Excerpted data:

>> START

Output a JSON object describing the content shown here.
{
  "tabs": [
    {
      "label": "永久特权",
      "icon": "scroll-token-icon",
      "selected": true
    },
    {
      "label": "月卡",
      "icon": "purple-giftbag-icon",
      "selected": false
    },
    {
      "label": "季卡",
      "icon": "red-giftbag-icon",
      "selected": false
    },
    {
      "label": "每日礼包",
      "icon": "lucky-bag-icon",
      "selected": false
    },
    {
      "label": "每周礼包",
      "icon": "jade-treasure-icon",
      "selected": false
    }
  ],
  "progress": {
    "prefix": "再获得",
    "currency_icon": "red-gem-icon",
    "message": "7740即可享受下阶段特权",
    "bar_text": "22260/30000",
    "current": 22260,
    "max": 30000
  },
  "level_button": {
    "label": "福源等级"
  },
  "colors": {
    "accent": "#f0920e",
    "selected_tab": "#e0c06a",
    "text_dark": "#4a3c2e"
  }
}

>> END

Directions for this task: Exact copies of all the records are required.

Output:
Output a JSON object describing the content shown here.
{
  "tabs": [
    {
      "label": "永久特权",
      "icon": "scroll-token-icon",
      "selected": true
    },
    {
      "label": "月卡",
      "icon": "purple-giftbag-icon",
      "selected": false
    },
    {
      "label": "季卡",
      "icon": "red-giftbag-icon",
      "selected": false
    },
    {
      "label": "每日礼包",
      "icon": "lucky-bag-icon",
      "selected": false
    },
    {
      "label": "每周礼包",
      "icon": "jade-treasure-icon",
      "selected": false
    }
  ],
  "progress": {
    "prefix": "再获得",
    "currency_icon": "red-gem-icon",
    "message": "7740即可享受下阶段特权",
    "bar_text": "22260/30000",
    "current": 22260,
    "max": 30000
  },
  "level_button": {
    "label": "福源等级"
  },
  "colors": {
    "accent": "#f0920e",
    "selected_tab": "#e0c06a",
    "text_dark": "#4a3c2e"
  }
}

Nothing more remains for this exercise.